───── Data supplied

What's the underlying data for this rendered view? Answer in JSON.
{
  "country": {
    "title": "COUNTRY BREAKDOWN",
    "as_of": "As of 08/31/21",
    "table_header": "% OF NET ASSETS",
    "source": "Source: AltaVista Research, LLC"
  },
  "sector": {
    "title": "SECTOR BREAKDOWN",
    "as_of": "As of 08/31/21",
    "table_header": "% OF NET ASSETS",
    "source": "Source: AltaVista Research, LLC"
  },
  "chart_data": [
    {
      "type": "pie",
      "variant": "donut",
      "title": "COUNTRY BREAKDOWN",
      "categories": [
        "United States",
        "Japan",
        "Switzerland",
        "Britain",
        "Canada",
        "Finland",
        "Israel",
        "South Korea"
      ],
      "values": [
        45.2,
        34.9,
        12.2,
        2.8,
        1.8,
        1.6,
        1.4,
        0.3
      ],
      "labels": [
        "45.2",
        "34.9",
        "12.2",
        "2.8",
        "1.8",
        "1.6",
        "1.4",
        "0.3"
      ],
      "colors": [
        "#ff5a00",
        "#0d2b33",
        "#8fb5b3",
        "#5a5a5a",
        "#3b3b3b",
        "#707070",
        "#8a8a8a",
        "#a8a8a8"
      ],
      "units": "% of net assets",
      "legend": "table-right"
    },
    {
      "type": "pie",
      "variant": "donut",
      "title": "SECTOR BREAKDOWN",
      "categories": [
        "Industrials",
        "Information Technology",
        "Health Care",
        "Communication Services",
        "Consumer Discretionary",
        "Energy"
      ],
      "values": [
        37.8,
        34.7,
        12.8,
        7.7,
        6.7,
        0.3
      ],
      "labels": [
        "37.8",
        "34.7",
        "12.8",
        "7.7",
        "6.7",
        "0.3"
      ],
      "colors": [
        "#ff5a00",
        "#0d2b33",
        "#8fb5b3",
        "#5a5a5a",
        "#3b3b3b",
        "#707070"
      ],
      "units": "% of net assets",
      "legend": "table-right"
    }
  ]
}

──────────

Given task:
Copy all of the data exactly.

Solution below:
What's the underlying data for this rendered view? Answer in JSON.
{
  "country": {
    "title": "COUNTRY BREAKDOWN",
    "as_of": "As of 08/31/21",
    "table_header": "% OF NET ASSETS",
    "source": "Source: AltaVista Research, LLC"
  },
  "sector": {
    "title": "SECTOR BREAKDOWN",
    "as_of": "As of 08/31/21",
    "table_header": "% OF NET ASSETS",
    "source": "Source: AltaVista Research, LLC"
  },
  "chart_data": [
    {
      "type": "pie",
      "variant": "donut",
      "title": "COUNTRY BREAKDOWN",
      "categories": [
        "United States",
        "Japan",
        "Switzerland",
        "Britain",
        "Canada",
        "Finland",
        "Israel",
        "South Korea"
      ],
      "values": [
        45.2,
        34.9,
        12.2,
        2.8,
        1.8,
        1.6,
        1.4,
        0.3
      ],
      "labels": [
        "45.2",
        "34.9",
        "12.2",
        "2.8",
        "1.8",
        "1.6",
        "1.4",
        "0.3"
      ],
      "colors": [
        "#ff5a00",
        "#0d2b33",
        "#8fb5b3",
        "#5a5a5a",
        "#3b3b3b",
        "#707070",
        "#8a8a8a",
        "#a8a8a8"
      ],
      "units": "% of net assets",
      "legend": "table-right"
    },
    {
      "type": "pie",
      "variant": "donut",
      "title": "SECTOR BREAKDOWN",
      "categories": [
        "Industrials",
        "Information Technology",
        "Health Care",
        "Communication Services",
        "Consumer Discretionary",
        "Energy"
      ],
      "values": [
        37.8,
        34.7,
        12.8,
        7.7,
        6.7,
        0.3
      ],
      "labels": [
        "37.8",
        "34.7",
        "12.8",
        "7.7",
        "6.7",
        "0.3"
      ],
      "colors": [
        "#ff5a00",
        "#0d2b33",
        "#8fb5b3",
        "#5a5a5a",
        "#3b3b3b",
        "#707070"
      ],
      "units": "% of net assets",
      "legend": "table-right"
    }
  ]
}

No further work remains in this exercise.